Requirements: Locate each line of the material that contains "الله", then return it.

--- Material supplied ---

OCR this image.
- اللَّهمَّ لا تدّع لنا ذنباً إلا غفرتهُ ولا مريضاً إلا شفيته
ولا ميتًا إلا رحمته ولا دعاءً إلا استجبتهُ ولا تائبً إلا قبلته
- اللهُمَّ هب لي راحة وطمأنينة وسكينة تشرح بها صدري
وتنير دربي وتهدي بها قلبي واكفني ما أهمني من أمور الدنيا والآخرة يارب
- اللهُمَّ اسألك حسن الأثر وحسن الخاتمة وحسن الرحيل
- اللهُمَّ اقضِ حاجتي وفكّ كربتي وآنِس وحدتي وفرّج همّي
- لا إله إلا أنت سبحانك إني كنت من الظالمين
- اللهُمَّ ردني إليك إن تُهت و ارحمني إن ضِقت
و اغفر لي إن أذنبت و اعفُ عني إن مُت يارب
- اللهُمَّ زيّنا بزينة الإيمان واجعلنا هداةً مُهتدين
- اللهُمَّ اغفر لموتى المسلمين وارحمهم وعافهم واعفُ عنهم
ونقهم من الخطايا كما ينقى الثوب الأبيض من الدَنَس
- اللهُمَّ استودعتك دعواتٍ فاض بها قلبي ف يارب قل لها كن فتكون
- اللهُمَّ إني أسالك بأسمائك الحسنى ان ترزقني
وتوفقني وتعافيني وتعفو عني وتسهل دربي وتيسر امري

---

Finished exercise:
- اللهُمَّ هب لي راحة وطمأنينة وسكينة تشرح بها صدري
- اللهُمَّ اسألك حسن الأثر وحسن الخاتمة وحسن الرحيل
- اللهُمَّ اقضِ حاجتي وفكّ كربتي وآنِس وحدتي وفرّج همّي
- اللهُمَّ ردني إليك إن تُهت و ارحمني إن ضِقت
- اللهُمَّ زيّنا بزينة الإيمان واجعلنا هداةً مُهتدين
- اللهُمَّ اغفر لموتى المسلمين وارحمهم وعافهم واعفُ عنهم
- اللهُمَّ استودعتك دعواتٍ فاض بها قلبي ف يارب قل لها كن فتكون
- اللهُمَّ إني أسالك بأسمائك الحسنى ان ترزقني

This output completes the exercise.